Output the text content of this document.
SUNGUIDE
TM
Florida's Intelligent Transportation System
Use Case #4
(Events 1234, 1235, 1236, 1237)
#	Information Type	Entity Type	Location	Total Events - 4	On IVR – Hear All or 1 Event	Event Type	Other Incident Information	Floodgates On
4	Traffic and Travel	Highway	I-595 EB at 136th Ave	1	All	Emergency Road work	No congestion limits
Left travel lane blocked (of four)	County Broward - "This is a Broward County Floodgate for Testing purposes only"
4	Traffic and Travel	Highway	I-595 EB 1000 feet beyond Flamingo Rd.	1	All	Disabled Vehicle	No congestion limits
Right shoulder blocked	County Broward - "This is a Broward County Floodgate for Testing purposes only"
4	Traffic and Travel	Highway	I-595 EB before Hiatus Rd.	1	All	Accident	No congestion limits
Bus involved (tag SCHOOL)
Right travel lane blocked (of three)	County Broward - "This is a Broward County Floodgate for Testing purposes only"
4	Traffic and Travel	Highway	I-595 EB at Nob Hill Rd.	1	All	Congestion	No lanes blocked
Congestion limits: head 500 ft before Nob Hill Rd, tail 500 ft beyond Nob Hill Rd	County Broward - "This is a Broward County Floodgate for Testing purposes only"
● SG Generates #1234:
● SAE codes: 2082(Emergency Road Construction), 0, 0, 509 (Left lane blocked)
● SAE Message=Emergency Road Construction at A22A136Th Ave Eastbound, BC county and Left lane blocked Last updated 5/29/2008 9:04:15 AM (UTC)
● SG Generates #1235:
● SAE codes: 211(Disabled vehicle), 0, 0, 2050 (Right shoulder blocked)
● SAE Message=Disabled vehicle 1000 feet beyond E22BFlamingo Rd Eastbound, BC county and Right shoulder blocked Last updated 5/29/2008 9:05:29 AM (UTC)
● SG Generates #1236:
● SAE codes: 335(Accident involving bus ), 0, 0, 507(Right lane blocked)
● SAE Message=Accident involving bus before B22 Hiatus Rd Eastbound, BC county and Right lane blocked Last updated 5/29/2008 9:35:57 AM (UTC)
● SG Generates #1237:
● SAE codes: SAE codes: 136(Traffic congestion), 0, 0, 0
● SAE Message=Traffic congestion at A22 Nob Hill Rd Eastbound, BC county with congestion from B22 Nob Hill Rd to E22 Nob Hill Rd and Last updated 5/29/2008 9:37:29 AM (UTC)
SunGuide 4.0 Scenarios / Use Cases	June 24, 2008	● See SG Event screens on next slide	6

────────

TASK DESCRIPTION:
Find the lines containing "Disabled" and pull them out.

PROBLEM SOLUTION:
4	Traffic and Travel	Highway	I-595 EB 1000 feet beyond Flamingo Rd.	1	All	Disabled Vehicle	No congestion limits
● SAE codes: 211(Disabled vehicle), 0, 0, 2050 (Right shoulder blocked)
● SAE Message=Disabled vehicle 1000 feet beyond E22BFlamingo Rd Eastbound, BC county and Right shoulder blocked Last updated 5/29/2008 9:05:29 AM (UTC)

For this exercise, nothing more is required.